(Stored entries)
[start]

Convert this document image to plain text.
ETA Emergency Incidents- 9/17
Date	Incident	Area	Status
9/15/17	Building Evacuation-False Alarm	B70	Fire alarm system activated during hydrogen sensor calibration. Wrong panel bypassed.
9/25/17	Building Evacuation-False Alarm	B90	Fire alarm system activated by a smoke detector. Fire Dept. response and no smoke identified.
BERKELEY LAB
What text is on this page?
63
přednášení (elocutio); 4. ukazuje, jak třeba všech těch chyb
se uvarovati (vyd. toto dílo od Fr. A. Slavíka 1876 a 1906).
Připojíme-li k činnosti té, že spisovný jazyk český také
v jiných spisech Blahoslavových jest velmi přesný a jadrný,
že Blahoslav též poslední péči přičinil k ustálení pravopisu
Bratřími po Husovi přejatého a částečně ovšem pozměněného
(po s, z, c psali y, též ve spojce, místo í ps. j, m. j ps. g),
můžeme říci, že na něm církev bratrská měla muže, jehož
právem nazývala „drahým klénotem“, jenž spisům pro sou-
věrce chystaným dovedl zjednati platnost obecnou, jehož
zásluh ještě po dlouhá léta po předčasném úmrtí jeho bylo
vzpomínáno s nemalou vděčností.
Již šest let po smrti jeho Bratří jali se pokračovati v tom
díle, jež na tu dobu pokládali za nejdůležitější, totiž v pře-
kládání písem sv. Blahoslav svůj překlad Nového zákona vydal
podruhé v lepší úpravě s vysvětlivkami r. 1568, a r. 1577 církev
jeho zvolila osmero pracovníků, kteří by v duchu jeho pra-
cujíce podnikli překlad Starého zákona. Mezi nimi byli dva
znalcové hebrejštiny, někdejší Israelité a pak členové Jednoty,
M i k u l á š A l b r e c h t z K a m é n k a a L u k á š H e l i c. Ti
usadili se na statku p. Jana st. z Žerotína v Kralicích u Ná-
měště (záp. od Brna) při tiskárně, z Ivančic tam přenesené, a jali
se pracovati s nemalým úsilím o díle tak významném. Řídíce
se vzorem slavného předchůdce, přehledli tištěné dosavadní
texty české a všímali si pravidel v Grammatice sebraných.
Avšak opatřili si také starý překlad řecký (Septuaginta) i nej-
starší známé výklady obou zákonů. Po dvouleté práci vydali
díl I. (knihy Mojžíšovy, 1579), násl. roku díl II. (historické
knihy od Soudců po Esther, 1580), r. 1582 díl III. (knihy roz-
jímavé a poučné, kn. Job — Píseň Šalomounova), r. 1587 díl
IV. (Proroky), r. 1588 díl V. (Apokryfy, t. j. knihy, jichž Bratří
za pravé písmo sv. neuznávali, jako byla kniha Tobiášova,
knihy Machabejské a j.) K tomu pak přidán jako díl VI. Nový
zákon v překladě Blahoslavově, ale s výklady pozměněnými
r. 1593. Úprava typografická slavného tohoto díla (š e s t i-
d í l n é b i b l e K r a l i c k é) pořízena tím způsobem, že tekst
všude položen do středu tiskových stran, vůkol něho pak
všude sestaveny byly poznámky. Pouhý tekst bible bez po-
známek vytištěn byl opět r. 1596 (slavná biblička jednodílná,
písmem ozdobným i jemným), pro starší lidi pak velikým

[end]

• _Written request_:
Extract all lines as given.

• _Exercise response_:
Convert this document image to plain text.
ETA Emergency Incidents- 9/17
Date	Incident	Area	Status
9/15/17	Building Evacuation-False Alarm	B70	Fire alarm system activated during hydrogen sensor calibration. Wrong panel bypassed.
9/25/17	Building Evacuation-False Alarm	B90	Fire alarm system activated by a smoke detector. Fire Dept. response and no smoke identified.
BERKELEY LAB
What text is on this page?
63
přednášení (elocutio); 4. ukazuje, jak třeba všech těch chyb
se uvarovati (vyd. toto dílo od Fr. A. Slavíka 1876 a 1906).
Připojíme-li k činnosti té, že spisovný jazyk český také
v jiných spisech Blahoslavových jest velmi přesný a jadrný,
že Blahoslav též poslední péči přičinil k ustálení pravopisu
Bratřími po Husovi přejatého a částečně ovšem pozměněného
(po s, z, c psali y, též ve spojce, místo í ps. j, m. j ps. g),
můžeme říci, že na něm církev bratrská měla muže, jehož
právem nazývala „drahým klénotem“, jenž spisům pro sou-
věrce chystaným dovedl zjednati platnost obecnou, jehož
zásluh ještě po dlouhá léta po předčasném úmrtí jeho bylo
vzpomínáno s nemalou vděčností.
Již šest let po smrti jeho Bratří jali se pokračovati v tom
díle, jež na tu dobu pokládali za nejdůležitější, totiž v pře-
kládání písem sv. Blahoslav svůj překlad Nového zákona vydal
podruhé v lepší úpravě s vysvětlivkami r. 1568, a r. 1577 církev
jeho zvolila osmero pracovníků, kteří by v duchu jeho pra-
cujíce podnikli překlad Starého zákona. Mezi nimi byli dva
znalcové hebrejštiny, někdejší Israelité a pak členové Jednoty,
M i k u l á š A l b r e c h t z K a m é n k a a L u k á š H e l i c. Ti
usadili se na statku p. Jana st. z Žerotína v Kralicích u Ná-
měště (záp. od Brna) při tiskárně, z Ivančic tam přenesené, a jali
se pracovati s nemalým úsilím o díle tak významném. Řídíce
se vzorem slavného předchůdce, přehledli tištěné dosavadní
texty české a všímali si pravidel v Grammatice sebraných.
Avšak opatřili si také starý překlad řecký (Septuaginta) i nej-
starší známé výklady obou zákonů. Po dvouleté práci vydali
díl I. (knihy Mojžíšovy, 1579), násl. roku díl II. (historické
knihy od Soudců po Esther, 1580), r. 1582 díl III. (knihy roz-
jímavé a poučné, kn. Job — Píseň Šalomounova), r. 1587 díl
IV. (Proroky), r. 1588 díl V. (Apokryfy, t. j. knihy, jichž Bratří
za pravé písmo sv. neuznávali, jako byla kniha Tobiášova,
knihy Machabejské a j.) K tomu pak přidán jako díl VI. Nový
zákon v překladě Blahoslavově, ale s výklady pozměněnými
r. 1593. Úprava typografická slavného tohoto díla (š e s t i-
d í l n é b i b l e K r a l i c k é) pořízena tím způsobem, že tekst
všude položen do středu tiskových stran, vůkol něho pak
všude sestaveny byly poznámky. Pouhý tekst bible bez po-
známek vytištěn byl opět r. 1596 (slavná biblička jednodílná,
písmem ozdobným i jemným), pro starší lidi pak velikým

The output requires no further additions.